**Written exercise:** Using the data below, gather each line that includes the word "chung".

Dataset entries
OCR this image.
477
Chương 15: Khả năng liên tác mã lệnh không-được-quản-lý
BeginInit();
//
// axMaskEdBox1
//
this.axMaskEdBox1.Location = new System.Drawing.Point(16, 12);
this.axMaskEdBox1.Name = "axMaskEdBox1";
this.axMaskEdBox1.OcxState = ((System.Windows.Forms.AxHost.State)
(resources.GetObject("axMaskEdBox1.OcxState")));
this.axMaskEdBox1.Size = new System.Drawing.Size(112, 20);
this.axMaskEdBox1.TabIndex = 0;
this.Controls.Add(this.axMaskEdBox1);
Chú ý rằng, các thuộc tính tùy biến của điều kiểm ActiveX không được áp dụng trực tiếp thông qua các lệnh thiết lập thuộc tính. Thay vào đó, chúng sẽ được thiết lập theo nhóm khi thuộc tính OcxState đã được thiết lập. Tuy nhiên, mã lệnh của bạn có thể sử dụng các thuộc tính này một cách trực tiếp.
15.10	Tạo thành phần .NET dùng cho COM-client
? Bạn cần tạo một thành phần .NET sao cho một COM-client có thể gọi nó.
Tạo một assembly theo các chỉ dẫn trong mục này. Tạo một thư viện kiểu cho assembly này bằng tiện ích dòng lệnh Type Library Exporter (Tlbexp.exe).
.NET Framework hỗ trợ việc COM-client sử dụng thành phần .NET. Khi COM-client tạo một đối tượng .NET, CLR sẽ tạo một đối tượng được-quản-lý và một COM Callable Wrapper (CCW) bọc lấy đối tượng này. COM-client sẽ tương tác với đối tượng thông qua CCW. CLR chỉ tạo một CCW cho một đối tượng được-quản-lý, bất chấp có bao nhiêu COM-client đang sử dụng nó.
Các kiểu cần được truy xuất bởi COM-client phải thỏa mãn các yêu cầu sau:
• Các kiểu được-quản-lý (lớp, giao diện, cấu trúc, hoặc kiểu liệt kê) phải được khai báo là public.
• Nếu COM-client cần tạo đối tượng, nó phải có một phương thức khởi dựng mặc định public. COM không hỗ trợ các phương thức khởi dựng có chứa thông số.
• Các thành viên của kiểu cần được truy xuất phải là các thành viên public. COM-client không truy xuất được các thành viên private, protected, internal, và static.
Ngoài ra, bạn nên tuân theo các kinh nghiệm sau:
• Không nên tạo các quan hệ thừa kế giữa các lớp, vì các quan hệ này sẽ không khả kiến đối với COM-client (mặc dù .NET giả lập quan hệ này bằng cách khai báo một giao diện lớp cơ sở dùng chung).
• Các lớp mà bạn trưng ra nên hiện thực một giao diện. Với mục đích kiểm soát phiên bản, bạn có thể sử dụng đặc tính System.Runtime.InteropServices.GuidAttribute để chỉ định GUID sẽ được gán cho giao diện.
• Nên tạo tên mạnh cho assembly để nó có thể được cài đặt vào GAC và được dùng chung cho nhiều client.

**Output:**
• Không nên tạo các quan hệ thừa kế giữa các lớp, vì các quan hệ này sẽ không khả kiến đối với COM-client (mặc dù .NET giả lập quan hệ này bằng cách khai báo một giao diện lớp cơ sở dùng chung).
• Nên tạo tên mạnh cho assembly để nó có thể được cài đặt vào GAC và được dùng chung cho nhiều client.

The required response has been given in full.